Set task - Which rows below contain the string "illuminant" with matching case? Pull out each of them in full.

--- BEGIN Material for this task ---

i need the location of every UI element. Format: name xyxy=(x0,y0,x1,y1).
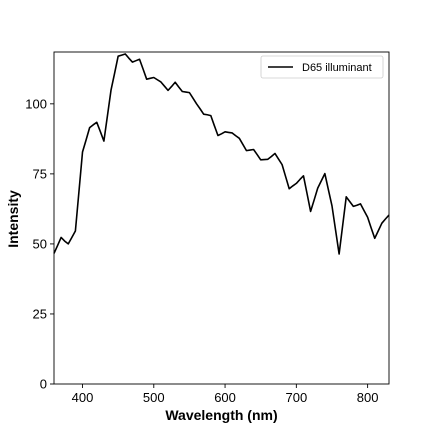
y-tick-label: 0 xyxy=(40,377,47,392)
y-axis: 0 25 50 75 100 xyxy=(25,96,54,392)
x-tick-label: 400 xyxy=(72,390,94,405)
x-tick-label: 800 xyxy=(357,390,379,405)
x-axis-title: Wavelength (nm) xyxy=(165,407,277,423)
y-tick-label: 100 xyxy=(25,96,47,111)
x-axis: 400 500 600 700 800 xyxy=(72,384,379,405)
legend-label: D65 illuminant xyxy=(302,62,372,74)
x-tick-label: 700 xyxy=(285,390,307,405)
series-line-d65-illuminant xyxy=(53,53,390,255)
series-layer xyxy=(53,53,390,255)
y-axis-title: Intensity xyxy=(5,190,21,248)
x-tick-label: 500 xyxy=(143,390,165,405)
y-tick-label: 25 xyxy=(33,306,47,321)
y-tick-label: 75 xyxy=(33,166,47,181)
y-tick-label: 50 xyxy=(33,236,47,251)
x-tick-label: 600 xyxy=(214,390,236,405)
legend: D65 illuminant xyxy=(260,55,384,79)
plot-frame xyxy=(53,51,390,385)
legend-box xyxy=(260,55,384,79)
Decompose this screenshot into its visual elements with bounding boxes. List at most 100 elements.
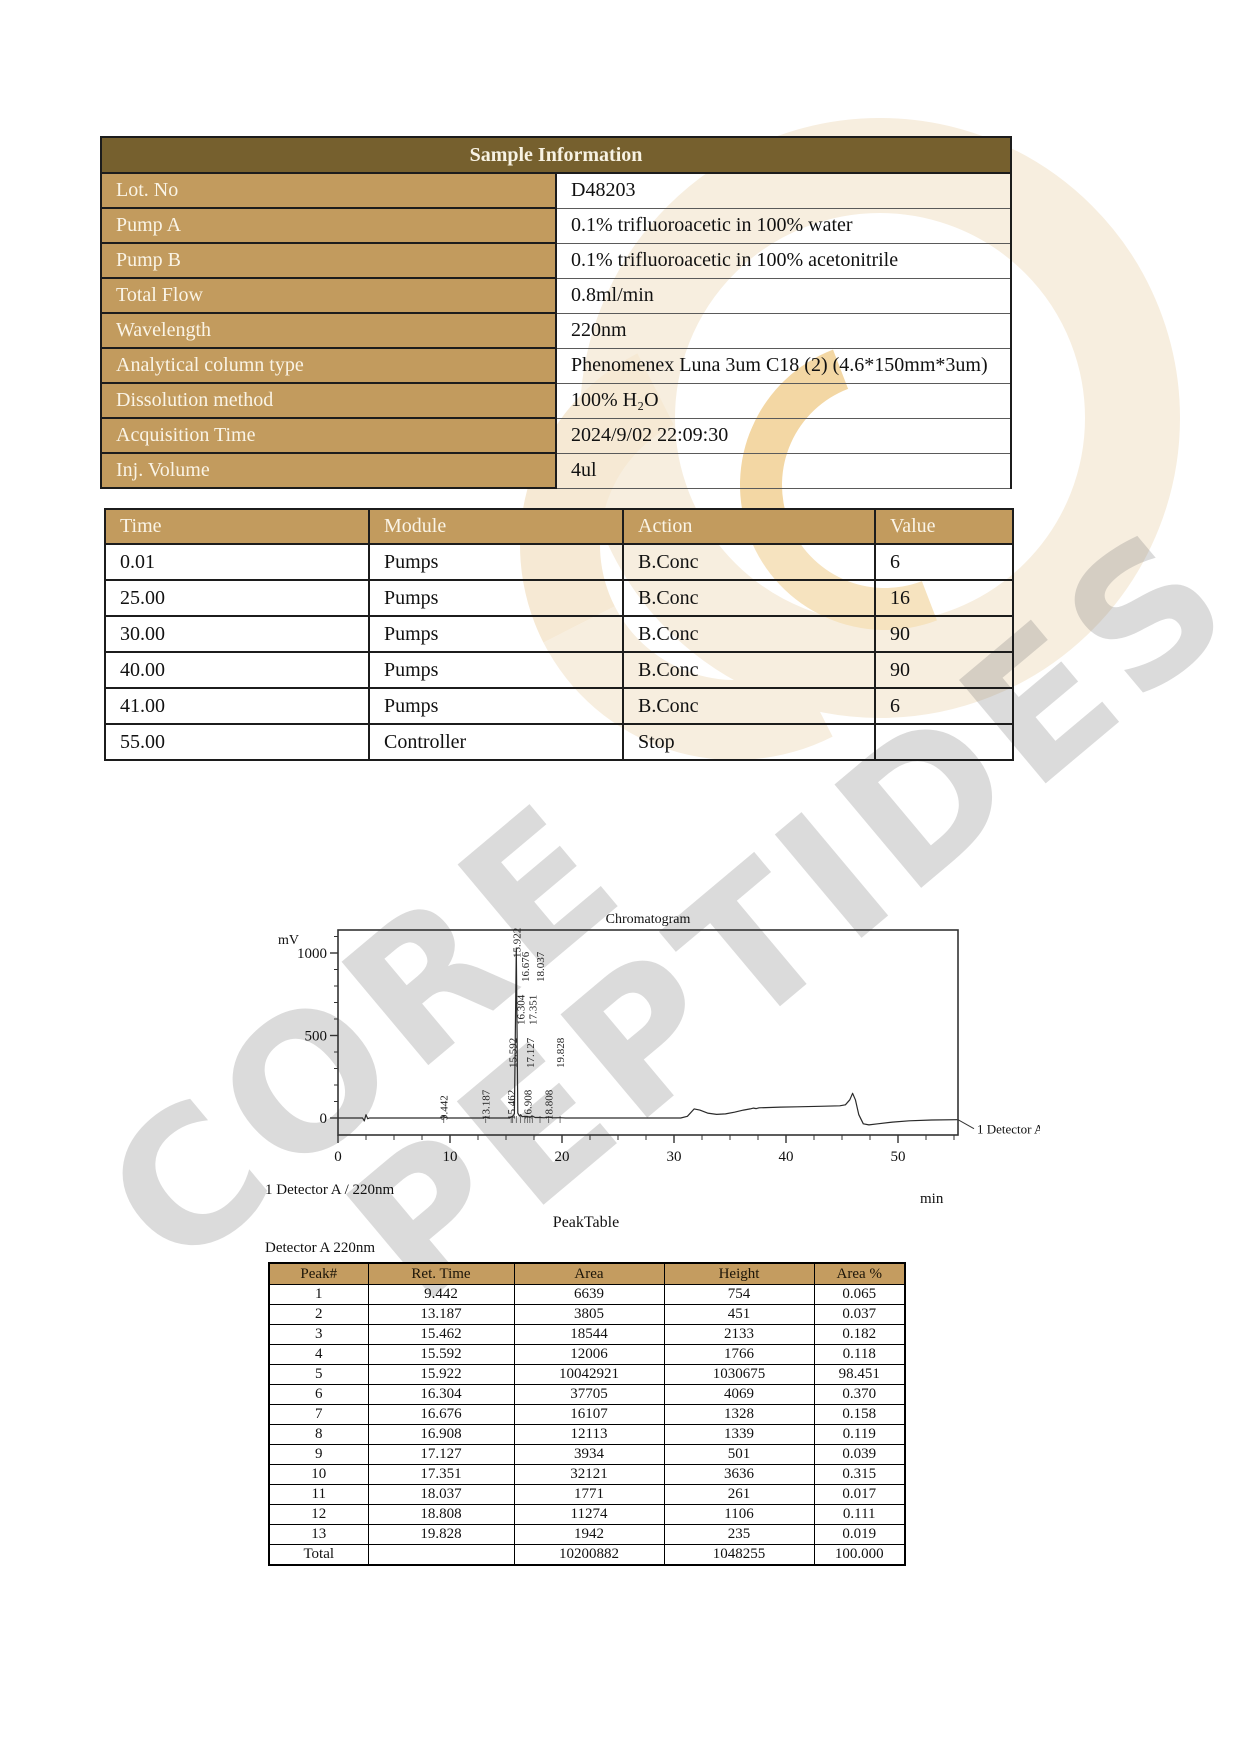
x-tick-label: 40 [779, 1149, 794, 1165]
peak-row: 8 16.908 12113 1339 0.119 [268, 1424, 906, 1445]
peak-cell: 9 [268, 1444, 369, 1465]
peak-total-cell: Total [268, 1544, 369, 1566]
peak-cell: 15.922 [367, 1364, 515, 1385]
program-row: 30.00 Pumps B.Conc 90 [104, 615, 1014, 653]
plot-frame [337, 929, 959, 1136]
peak-cell: 7 [268, 1404, 369, 1425]
peak-cell: 3 [268, 1324, 369, 1345]
peak-cell: 0.315 [813, 1464, 906, 1485]
column-header: Area % [813, 1262, 906, 1285]
program-cell: B.Conc [622, 615, 876, 653]
peak-cell: 13.187 [367, 1304, 515, 1325]
program-cell: 90 [874, 651, 1014, 689]
x-tick-label: 50 [891, 1149, 906, 1165]
program-cell: 0.01 [104, 543, 370, 581]
peak-cell: 18.037 [367, 1484, 515, 1505]
field-value: 220nm [555, 312, 1012, 349]
x-tick-label: 30 [667, 1149, 682, 1165]
peak-cell: 16.908 [367, 1424, 515, 1445]
peak-row: 10 17.351 32121 3636 0.315 [268, 1464, 906, 1485]
peak-cell: 37705 [513, 1384, 665, 1405]
peak-cell: 16107 [513, 1404, 665, 1425]
column-header: Time [104, 508, 370, 545]
field-label: Analytical column type [100, 347, 557, 384]
peak-row: 11 18.037 1771 261 0.017 [268, 1484, 906, 1505]
column-header: Module [368, 508, 624, 545]
sample-info-row: Pump B 0.1% trifluoroacetic in 100% aceto… [100, 242, 1012, 279]
peak-cell: 0.017 [813, 1484, 906, 1505]
x-tick-label: 0 [334, 1149, 342, 1165]
detector-caption: 1 Detector A / 220nm [265, 1182, 395, 1198]
program-cell: Stop [622, 723, 876, 761]
peak-cell: 18.808 [367, 1504, 515, 1525]
peak-cell: 12113 [513, 1424, 665, 1445]
sample-info-row: Acquisition Time 2024/9/02 22:09:30 [100, 417, 1012, 454]
peak-retention-label: 19.828 [555, 1037, 567, 1068]
sample-info-row: Lot. No D48203 [100, 172, 1012, 209]
peak-row: 4 15.592 12006 1766 0.118 [268, 1344, 906, 1365]
peak-cell: 451 [663, 1304, 815, 1325]
peak-cell: 3805 [513, 1304, 665, 1325]
peak-cell: 6639 [513, 1284, 665, 1305]
peak-cell: 501 [663, 1444, 815, 1465]
peak-cell: 19.828 [367, 1524, 515, 1545]
sample-information-table: Sample Information Lot. No D48203 Pump A 0.… [100, 136, 1012, 489]
peak-cell: 4 [268, 1344, 369, 1365]
column-header: Area [513, 1262, 665, 1285]
peak-cell: 8 [268, 1424, 369, 1445]
gradient-program-table: Time Module Action Value 0.01 Pumps B.Conc 6 25… [104, 508, 1014, 761]
program-cell: B.Conc [622, 651, 876, 689]
peak-retention-label: 15.592 [508, 1038, 520, 1068]
peak-row: 13 19.828 1942 235 0.019 [268, 1524, 906, 1545]
peak-cell: 0.118 [813, 1344, 906, 1365]
program-cell: 90 [874, 615, 1014, 653]
peak-cell: 11274 [513, 1504, 665, 1525]
peak-row: 1 9.442 6639 754 0.065 [268, 1284, 906, 1305]
peak-cell: 0.039 [813, 1444, 906, 1465]
program-cell: B.Conc [622, 687, 876, 725]
peak-cell: 11 [268, 1484, 369, 1505]
y-tick-label: 500 [305, 1029, 328, 1045]
peak-cell: 1030675 [663, 1364, 815, 1385]
peak-cell: 15.462 [367, 1324, 515, 1345]
peak-cell: 12006 [513, 1344, 665, 1365]
chart-title: Chromatogram [606, 912, 691, 927]
peak-retention-label: 16.304 [516, 994, 528, 1025]
program-cell: Pumps [368, 579, 624, 617]
peak-retention-label: 15.922 [511, 928, 523, 958]
peak-retention-label: 17.351 [527, 995, 539, 1025]
field-value: 0.1% trifluoroacetic in 100% acetonitril… [555, 242, 1012, 279]
peak-table-subtitle: Detector A 220nm [265, 1240, 375, 1256]
peak-row: 9 17.127 3934 501 0.039 [268, 1444, 906, 1465]
peak-cell: 3636 [663, 1464, 815, 1485]
program-cell: Pumps [368, 651, 624, 689]
peak-cell: 13 [268, 1524, 369, 1545]
sample-info-row: Dissolution method 100% H₂O [100, 382, 1012, 419]
peak-cell: 1106 [663, 1504, 815, 1525]
peak-cell: 2 [268, 1304, 369, 1325]
peak-cell: 5 [268, 1364, 369, 1385]
peak-retention-label: 18.808 [544, 1089, 556, 1120]
program-cell: 55.00 [104, 723, 370, 761]
peak-cell: 98.451 [813, 1364, 906, 1385]
peak-cell: 261 [663, 1484, 815, 1505]
peak-table: Peak# Ret. Time Area Height Area % 1 9.442 663… [268, 1262, 906, 1566]
program-row: 40.00 Pumps B.Conc 90 [104, 651, 1014, 689]
peak-cell: 9.442 [367, 1284, 515, 1305]
peak-row: 3 15.462 18544 2133 0.182 [268, 1324, 906, 1345]
peak-cell: 16.676 [367, 1404, 515, 1425]
peak-header-row: Peak# Ret. Time Area Height Area % [268, 1262, 906, 1285]
program-cell: 6 [874, 687, 1014, 725]
program-cell: 40.00 [104, 651, 370, 689]
peak-cell: 16.304 [367, 1384, 515, 1405]
peak-cell: 6 [268, 1384, 369, 1405]
peak-retention-label: 9.442 [439, 1095, 451, 1120]
x-axis-unit: min [920, 1191, 944, 1207]
peak-total-cell [367, 1544, 515, 1566]
column-header: Height [663, 1262, 815, 1285]
detector-trace [338, 947, 958, 1126]
y-axis-unit: mV [278, 933, 299, 948]
peak-cell: 0.158 [813, 1404, 906, 1425]
peak-cell: 0.037 [813, 1304, 906, 1325]
sample-info-row: Pump A 0.1% trifluoroacetic in 100% water [100, 207, 1012, 244]
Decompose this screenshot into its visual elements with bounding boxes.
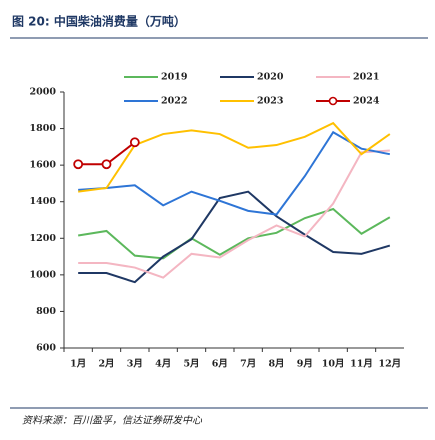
y-tick-label: 1800	[30, 123, 57, 134]
y-tick-label: 1400	[30, 196, 57, 207]
x-tick-label: 4月	[155, 359, 171, 370]
x-tick-label: 5月	[183, 359, 199, 370]
x-tick-label: 2月	[98, 359, 114, 370]
series-line	[78, 130, 391, 216]
y-tick-label: 800	[36, 306, 56, 317]
legend-label: 2023	[257, 96, 283, 107]
x-tick-label: 7月	[240, 359, 256, 370]
series-line	[78, 149, 390, 279]
x-tick-label: 10月	[322, 359, 345, 370]
legend-label: 2024	[353, 96, 380, 107]
y-tick-label: 1200	[30, 233, 57, 244]
series-line	[78, 190, 391, 284]
x-tick-label: 1月	[70, 359, 86, 370]
y-tick-label: 2000	[30, 87, 57, 98]
y-tick-label: 1000	[30, 269, 57, 280]
chart-title: 图 20: 中国柴油消费量（万吨）	[12, 14, 186, 29]
source: 资料来源：百川盈孚，信达证券研发中心	[22, 415, 203, 427]
x-tick-label: 12月	[378, 359, 401, 370]
legend-label: 2021	[353, 72, 379, 83]
legend-label: 2019	[161, 72, 188, 83]
legend-label: 2022	[161, 96, 187, 107]
x-tick-label: 3月	[127, 359, 143, 370]
point	[101, 159, 112, 170]
y-tick-label: 600	[36, 343, 56, 354]
series-line	[78, 121, 391, 193]
x-tick-label: 8月	[268, 359, 284, 370]
point	[73, 159, 84, 170]
x-tick-label: 11月	[350, 359, 373, 370]
point	[129, 137, 140, 148]
legend-marker	[328, 96, 338, 106]
series-line	[78, 207, 391, 260]
legend-label: 2020	[257, 72, 284, 83]
y-tick-label: 1600	[30, 160, 57, 171]
x-tick-label: 6月	[212, 359, 228, 370]
x-tick-label: 9月	[297, 359, 313, 370]
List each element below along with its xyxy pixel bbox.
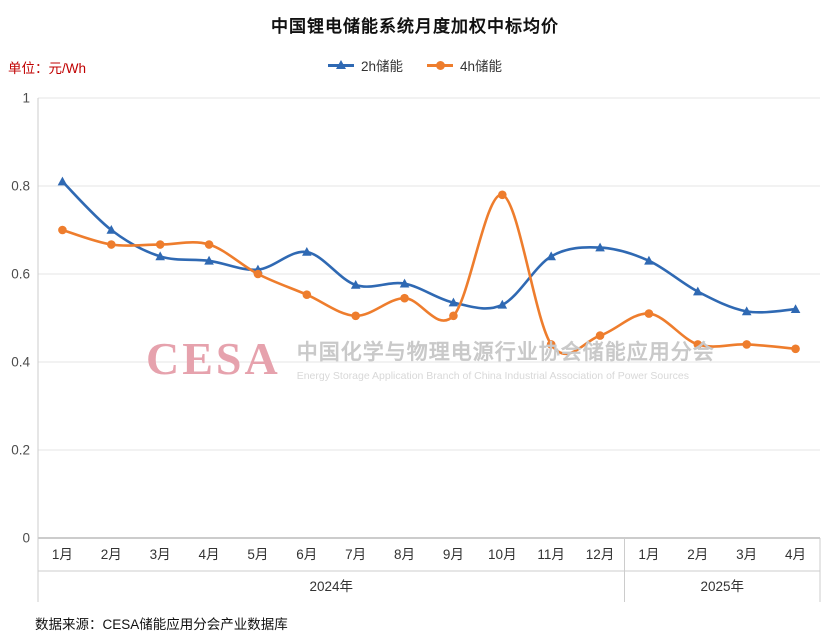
data-point-circle[interactable] (644, 309, 654, 318)
data-point-circle[interactable] (155, 240, 165, 249)
legend-item-4h[interactable]: 4h储能 (427, 55, 502, 75)
x-tick-label: 4月 (199, 547, 220, 562)
x-tick-label: 6月 (296, 547, 317, 562)
x-tick-label: 1月 (638, 547, 659, 562)
data-point-circle[interactable] (498, 190, 507, 200)
y-tick-label: 0.8 (11, 179, 30, 194)
x-tick-label: 11月 (537, 547, 565, 562)
data-point-circle[interactable] (595, 331, 605, 340)
data-point-circle[interactable] (107, 240, 116, 249)
year-label: 2024年 (309, 579, 353, 594)
x-tick-label: 12月 (586, 547, 615, 562)
data-point-triangle[interactable] (302, 247, 312, 256)
y-tick-label: 0 (22, 531, 30, 546)
series-line (61, 180, 797, 314)
legend-label-2h: 2h储能 (360, 59, 403, 74)
x-tick-label: 9月 (443, 547, 464, 562)
y-tick-label: 0.2 (11, 443, 30, 458)
data-point-circle[interactable] (204, 240, 214, 249)
data-source-note: 数据来源：CESA储能应用分会产业数据库 (35, 617, 288, 632)
data-point-triangle[interactable] (497, 299, 508, 309)
data-point-triangle[interactable] (399, 278, 410, 288)
data-point-triangle[interactable] (790, 304, 801, 313)
x-tick-label: 3月 (150, 547, 171, 562)
data-point-circle[interactable] (546, 340, 556, 349)
data-point-triangle[interactable] (546, 251, 556, 261)
x-tick-label: 5月 (247, 547, 268, 562)
x-tick-label: 3月 (736, 547, 757, 562)
data-point-circle[interactable] (791, 344, 800, 354)
data-point-circle[interactable] (302, 290, 312, 299)
legend-label-4h: 4h储能 (460, 59, 503, 74)
data-point-triangle[interactable] (644, 255, 654, 265)
x-tick-label: 2月 (687, 547, 708, 562)
y-tick-label: 0.6 (11, 267, 30, 282)
data-point-triangle[interactable] (693, 286, 703, 296)
data-point-triangle[interactable] (204, 255, 214, 265)
x-tick-label: 4月 (785, 547, 806, 562)
data-point-circle[interactable] (449, 311, 458, 321)
legend-marker-circle-icon (427, 59, 453, 71)
chart-title: 中国锂电储能系统月度加权中标均价 (271, 17, 559, 36)
data-point-circle[interactable] (742, 340, 751, 349)
data-point-triangle[interactable] (741, 306, 752, 316)
data-point-circle[interactable] (58, 225, 67, 235)
x-tick-label: 8月 (394, 547, 415, 562)
data-point-triangle[interactable] (448, 297, 459, 307)
y-tick-label: 1 (22, 91, 30, 106)
data-point-triangle[interactable] (350, 280, 361, 289)
legend-item-2h[interactable]: 2h储能 (327, 55, 403, 75)
data-point-circle[interactable] (693, 340, 703, 349)
unit-label: 单位：元/Wh (8, 61, 87, 76)
x-tick-label: 1月 (52, 547, 73, 562)
data-point-triangle[interactable] (155, 251, 165, 261)
data-point-triangle[interactable] (106, 225, 117, 234)
legend-marker-triangle-icon (327, 59, 354, 71)
legend: 2h储能 4h储能 (0, 55, 830, 75)
data-point-circle[interactable] (351, 311, 360, 321)
series-2h储能 (57, 176, 801, 316)
x-tick-label: 10月 (488, 547, 517, 562)
data-point-circle[interactable] (253, 269, 263, 279)
series-4h储能 (58, 190, 800, 355)
y-tick-label: 0.4 (11, 355, 30, 370)
x-tick-label: 7月 (345, 547, 366, 562)
data-point-circle[interactable] (400, 293, 409, 303)
x-tick-label: 2月 (101, 547, 122, 562)
data-point-triangle[interactable] (57, 176, 68, 186)
data-point-triangle[interactable] (595, 242, 605, 252)
year-label: 2025年 (700, 579, 744, 594)
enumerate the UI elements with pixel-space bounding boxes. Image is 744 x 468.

--- END Material for this task ---

Task response -
legend-label: D65 illuminant xyxy=(302,62,372,74)
series-line-d65-illuminant xyxy=(53,53,390,255)
legend: D65 illuminant xyxy=(260,55,384,79)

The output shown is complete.